Given instruction
Write out the data again in full, exactly as it reads.

(Excerpts from a figure dataset)

┌────────

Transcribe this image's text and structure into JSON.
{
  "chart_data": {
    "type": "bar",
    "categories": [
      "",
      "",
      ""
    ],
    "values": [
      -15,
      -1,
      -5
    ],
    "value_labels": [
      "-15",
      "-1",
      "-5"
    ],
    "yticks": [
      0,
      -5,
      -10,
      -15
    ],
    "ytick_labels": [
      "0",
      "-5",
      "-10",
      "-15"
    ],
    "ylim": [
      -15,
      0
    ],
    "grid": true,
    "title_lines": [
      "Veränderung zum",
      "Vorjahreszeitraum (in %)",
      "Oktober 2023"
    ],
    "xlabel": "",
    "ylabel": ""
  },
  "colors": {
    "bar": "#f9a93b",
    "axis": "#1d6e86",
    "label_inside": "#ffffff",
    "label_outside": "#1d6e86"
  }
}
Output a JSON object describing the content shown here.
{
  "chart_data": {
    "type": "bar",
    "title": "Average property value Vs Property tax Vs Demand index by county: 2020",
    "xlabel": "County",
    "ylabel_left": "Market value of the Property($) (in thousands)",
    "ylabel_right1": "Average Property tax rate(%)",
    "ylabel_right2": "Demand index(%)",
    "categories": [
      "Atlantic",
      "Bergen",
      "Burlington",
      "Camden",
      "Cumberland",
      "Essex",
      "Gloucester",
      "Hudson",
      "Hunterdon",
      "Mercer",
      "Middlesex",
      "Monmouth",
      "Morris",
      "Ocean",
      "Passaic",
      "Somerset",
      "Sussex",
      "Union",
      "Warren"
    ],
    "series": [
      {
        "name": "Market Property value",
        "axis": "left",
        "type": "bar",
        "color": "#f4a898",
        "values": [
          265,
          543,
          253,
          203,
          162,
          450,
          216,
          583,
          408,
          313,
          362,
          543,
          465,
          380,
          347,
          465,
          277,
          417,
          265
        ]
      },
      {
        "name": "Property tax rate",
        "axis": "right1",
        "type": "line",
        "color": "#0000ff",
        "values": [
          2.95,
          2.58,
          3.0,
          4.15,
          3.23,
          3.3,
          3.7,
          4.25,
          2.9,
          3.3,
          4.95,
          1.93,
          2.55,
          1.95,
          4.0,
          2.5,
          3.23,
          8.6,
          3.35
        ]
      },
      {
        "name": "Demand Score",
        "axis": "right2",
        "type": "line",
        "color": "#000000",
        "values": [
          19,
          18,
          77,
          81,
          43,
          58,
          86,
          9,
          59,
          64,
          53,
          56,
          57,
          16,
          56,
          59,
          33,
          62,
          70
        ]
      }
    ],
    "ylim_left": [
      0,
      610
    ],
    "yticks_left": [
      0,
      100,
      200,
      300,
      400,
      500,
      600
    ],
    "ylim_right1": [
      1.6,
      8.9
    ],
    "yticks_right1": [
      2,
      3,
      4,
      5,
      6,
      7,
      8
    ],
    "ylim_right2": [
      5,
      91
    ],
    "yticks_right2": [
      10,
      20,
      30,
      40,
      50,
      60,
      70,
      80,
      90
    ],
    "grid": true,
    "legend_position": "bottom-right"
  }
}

└────────

Correct result
Transcribe this image's text and structure into JSON.
{
  "chart_data": {
    "type": "bar",
    "categories": [
      "",
      "",
      ""
    ],
    "values": [
      -15,
      -1,
      -5
    ],
    "value_labels": [
      "-15",
      "-1",
      "-5"
    ],
    "yticks": [
      0,
      -5,
      -10,
      -15
    ],
    "ytick_labels": [
      "0",
      "-5",
      "-10",
      "-15"
    ],
    "ylim": [
      -15,
      0
    ],
    "grid": true,
    "title_lines": [
      "Veränderung zum",
      "Vorjahreszeitraum (in %)",
      "Oktober 2023"
    ],
    "xlabel": "",
    "ylabel": ""
  },
  "colors": {
    "bar": "#f9a93b",
    "axis": "#1d6e86",
    "label_inside": "#ffffff",
    "label_outside": "#1d6e86"
  }
}
Output a JSON object describing the content shown here.
{
  "chart_data": {
    "type": "bar",
    "title": "Average property value Vs Property tax Vs Demand index by county: 2020",
    "xlabel": "County",
    "ylabel_left": "Market value of the Property($) (in thousands)",
    "ylabel_right1": "Average Property tax rate(%)",
    "ylabel_right2": "Demand index(%)",
    "categories": [
      "Atlantic",
      "Bergen",
      "Burlington",
      "Camden",
      "Cumberland",
      "Essex",
      "Gloucester",
      "Hudson",
      "Hunterdon",
      "Mercer",
      "Middlesex",
      "Monmouth",
      "Morris",
      "Ocean",
      "Passaic",
      "Somerset",
      "Sussex",
      "Union",
      "Warren"
    ],
    "series": [
      {
        "name": "Market Property value",
        "axis": "left",
        "type": "bar",
        "color": "#f4a898",
        "values": [
          265,
          543,
          253,
          203,
          162,
          450,
          216,
          583,
          408,
          313,
          362,
          543,
          465,
          380,
          347,
          465,
          277,
          417,
          265
        ]
      },
      {
        "name": "Property tax rate",
        "axis": "right1",
        "type": "line",
        "color": "#0000ff",
        "values": [
          2.95,
          2.58,
          3.0,
          4.15,
          3.23,
          3.3,
          3.7,
          4.25,
          2.9,
          3.3,
          4.95,
          1.93,
          2.55,
          1.95,
          4.0,
          2.5,
          3.23,
          8.6,
          3.35
        ]
      },
      {
        "name": "Demand Score",
        "axis": "right2",
        "type": "line",
        "color": "#000000",
        "values": [
          19,
          18,
          77,
          81,
          43,
          58,
          86,
          9,
          59,
          64,
          53,
          56,
          57,
          16,
          56,
          59,
          33,
          62,
          70
        ]
      }
    ],
    "ylim_left": [
      0,
      610
    ],
    "yticks_left": [
      0,
      100,
      200,
      300,
      400,
      500,
      600
    ],
    "ylim_right1": [
      1.6,
      8.9
    ],
    "yticks_right1": [
      2,
      3,
      4,
      5,
      6,
      7,
      8
    ],
    "ylim_right2": [
      5,
      91
    ],
    "yticks_right2": [
      10,
      20,
      30,
      40,
      50,
      60,
      70,
      80,
      90
    ],
    "grid": true,
    "legend_position": "bottom-right"
  }
}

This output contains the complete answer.